[Stored data]
━━━━━━━━━━━━━━━━
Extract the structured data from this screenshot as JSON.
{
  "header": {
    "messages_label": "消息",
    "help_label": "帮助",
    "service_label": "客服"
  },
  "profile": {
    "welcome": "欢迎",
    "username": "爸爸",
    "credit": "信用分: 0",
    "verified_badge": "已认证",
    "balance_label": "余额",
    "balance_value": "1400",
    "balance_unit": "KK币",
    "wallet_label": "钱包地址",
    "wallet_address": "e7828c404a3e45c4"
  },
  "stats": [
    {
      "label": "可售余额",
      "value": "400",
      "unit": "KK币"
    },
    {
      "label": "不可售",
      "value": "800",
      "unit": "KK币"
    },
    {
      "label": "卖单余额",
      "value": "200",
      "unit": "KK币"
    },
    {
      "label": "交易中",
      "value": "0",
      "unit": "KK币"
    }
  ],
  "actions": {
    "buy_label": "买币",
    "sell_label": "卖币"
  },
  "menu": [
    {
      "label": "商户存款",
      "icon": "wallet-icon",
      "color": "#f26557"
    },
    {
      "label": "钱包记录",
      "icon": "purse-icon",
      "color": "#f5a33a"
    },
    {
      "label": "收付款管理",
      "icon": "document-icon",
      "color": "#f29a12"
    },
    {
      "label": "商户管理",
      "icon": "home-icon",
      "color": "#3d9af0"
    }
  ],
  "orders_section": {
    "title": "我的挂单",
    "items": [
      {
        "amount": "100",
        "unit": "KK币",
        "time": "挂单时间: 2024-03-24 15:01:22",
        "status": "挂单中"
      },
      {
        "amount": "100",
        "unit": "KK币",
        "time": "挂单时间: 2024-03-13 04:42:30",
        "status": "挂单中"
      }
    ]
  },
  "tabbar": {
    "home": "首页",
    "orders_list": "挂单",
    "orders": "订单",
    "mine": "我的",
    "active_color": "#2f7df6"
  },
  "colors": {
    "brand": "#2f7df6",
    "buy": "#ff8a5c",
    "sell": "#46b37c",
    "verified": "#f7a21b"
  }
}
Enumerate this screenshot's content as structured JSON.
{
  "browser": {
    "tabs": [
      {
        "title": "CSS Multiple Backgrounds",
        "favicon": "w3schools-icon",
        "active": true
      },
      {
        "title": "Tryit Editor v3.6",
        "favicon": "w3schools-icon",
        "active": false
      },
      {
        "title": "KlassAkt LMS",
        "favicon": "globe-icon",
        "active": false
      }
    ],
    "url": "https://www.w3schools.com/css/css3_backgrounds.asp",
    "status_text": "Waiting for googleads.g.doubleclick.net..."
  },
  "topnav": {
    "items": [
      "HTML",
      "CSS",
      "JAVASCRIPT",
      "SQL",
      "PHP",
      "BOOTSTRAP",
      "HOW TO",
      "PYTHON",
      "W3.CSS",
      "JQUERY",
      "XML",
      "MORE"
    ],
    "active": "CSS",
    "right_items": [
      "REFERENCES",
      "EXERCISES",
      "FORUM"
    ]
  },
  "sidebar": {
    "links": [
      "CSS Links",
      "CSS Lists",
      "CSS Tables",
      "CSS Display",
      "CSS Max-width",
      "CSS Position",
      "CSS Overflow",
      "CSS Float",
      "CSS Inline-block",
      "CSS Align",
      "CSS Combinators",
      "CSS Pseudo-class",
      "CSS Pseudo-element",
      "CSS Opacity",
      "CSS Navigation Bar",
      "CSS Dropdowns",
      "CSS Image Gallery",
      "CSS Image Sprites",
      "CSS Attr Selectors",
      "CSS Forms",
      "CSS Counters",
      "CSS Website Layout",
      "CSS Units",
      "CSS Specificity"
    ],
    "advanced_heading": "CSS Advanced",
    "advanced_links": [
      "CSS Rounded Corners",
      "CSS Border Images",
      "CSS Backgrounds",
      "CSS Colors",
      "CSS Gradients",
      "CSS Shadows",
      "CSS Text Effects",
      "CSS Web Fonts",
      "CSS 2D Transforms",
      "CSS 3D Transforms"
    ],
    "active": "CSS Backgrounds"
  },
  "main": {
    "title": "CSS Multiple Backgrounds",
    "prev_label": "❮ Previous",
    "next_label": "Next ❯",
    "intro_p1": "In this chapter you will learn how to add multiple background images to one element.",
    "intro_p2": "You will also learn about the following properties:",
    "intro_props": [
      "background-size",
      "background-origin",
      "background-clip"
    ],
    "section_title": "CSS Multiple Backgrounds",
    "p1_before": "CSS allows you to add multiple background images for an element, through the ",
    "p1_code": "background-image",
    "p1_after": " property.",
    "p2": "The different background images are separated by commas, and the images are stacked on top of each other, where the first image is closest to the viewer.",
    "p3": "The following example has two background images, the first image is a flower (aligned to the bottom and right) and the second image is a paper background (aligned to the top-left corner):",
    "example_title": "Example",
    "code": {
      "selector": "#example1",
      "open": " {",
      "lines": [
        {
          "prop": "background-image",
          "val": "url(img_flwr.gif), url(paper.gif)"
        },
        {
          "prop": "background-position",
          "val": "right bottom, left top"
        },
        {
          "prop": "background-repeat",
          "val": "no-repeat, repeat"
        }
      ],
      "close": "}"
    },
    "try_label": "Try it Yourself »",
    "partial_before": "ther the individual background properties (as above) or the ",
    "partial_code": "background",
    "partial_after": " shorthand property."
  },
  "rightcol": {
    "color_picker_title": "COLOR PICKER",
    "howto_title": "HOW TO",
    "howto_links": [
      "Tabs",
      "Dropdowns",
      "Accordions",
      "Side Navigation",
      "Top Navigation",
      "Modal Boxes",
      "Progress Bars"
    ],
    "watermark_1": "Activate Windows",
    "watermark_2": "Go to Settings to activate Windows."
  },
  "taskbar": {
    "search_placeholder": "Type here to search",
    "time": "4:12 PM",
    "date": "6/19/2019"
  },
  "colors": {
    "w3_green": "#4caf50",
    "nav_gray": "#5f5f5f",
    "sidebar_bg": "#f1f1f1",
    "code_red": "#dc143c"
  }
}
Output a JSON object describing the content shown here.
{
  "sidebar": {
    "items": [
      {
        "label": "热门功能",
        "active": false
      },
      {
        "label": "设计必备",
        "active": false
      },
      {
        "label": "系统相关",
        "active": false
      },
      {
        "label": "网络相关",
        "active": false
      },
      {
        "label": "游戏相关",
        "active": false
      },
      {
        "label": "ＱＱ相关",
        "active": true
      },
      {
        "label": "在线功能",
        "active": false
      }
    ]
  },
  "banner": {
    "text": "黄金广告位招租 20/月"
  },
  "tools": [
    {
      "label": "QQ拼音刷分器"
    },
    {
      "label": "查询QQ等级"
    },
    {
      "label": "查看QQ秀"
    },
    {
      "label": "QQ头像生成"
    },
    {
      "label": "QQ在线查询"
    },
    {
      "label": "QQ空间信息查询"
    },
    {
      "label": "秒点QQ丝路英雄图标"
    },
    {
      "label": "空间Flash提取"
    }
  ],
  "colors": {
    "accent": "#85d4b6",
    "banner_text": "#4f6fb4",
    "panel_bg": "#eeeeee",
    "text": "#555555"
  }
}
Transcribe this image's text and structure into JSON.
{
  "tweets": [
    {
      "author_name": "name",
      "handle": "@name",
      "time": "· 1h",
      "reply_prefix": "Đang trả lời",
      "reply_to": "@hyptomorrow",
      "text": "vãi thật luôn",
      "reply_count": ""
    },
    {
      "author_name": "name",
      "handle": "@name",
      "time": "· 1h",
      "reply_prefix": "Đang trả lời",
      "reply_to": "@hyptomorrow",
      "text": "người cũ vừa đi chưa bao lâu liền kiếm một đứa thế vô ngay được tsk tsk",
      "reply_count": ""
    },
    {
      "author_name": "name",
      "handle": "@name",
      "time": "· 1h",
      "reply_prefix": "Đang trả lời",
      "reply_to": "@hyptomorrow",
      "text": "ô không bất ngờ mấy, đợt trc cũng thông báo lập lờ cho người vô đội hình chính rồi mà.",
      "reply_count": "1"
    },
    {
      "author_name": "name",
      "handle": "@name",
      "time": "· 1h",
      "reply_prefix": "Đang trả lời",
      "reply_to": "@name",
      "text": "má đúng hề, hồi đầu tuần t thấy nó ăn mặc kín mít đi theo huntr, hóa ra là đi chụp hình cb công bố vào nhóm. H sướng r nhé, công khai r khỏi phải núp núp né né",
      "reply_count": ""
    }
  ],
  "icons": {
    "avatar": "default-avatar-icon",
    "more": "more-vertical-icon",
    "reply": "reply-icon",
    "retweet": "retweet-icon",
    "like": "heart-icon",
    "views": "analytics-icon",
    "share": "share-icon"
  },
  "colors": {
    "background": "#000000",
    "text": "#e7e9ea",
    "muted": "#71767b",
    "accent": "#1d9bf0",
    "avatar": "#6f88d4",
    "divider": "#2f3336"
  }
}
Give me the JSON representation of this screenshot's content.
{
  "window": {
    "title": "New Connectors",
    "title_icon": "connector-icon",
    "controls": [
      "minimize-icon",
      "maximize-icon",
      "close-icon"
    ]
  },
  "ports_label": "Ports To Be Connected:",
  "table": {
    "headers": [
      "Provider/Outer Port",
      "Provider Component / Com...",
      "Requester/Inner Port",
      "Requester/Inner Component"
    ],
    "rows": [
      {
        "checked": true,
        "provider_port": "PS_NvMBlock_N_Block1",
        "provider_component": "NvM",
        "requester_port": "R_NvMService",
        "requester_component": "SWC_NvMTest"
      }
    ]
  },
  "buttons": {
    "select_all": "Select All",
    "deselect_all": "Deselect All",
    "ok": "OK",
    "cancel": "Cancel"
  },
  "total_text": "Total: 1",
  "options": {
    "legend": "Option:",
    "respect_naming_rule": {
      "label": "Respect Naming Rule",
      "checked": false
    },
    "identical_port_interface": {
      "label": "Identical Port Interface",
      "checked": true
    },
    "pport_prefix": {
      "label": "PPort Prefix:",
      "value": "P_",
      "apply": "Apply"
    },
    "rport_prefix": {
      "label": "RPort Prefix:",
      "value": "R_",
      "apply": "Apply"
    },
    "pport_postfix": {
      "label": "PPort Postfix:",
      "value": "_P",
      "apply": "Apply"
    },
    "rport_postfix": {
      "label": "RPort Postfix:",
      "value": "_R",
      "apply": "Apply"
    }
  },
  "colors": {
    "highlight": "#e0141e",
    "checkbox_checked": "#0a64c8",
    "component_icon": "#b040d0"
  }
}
━━━━━━━━━━━━━━━━
Given exercise -
Copy out each line of the data where the string "JSON" appears.

Response to this exercise -
Extract the structured data from this screenshot as JSON.
Enumerate this screenshot's content as structured JSON.
Output a JSON object describing the content shown here.
Transcribe this image's text and structure into JSON.
Give me the JSON representation of this screenshot's content.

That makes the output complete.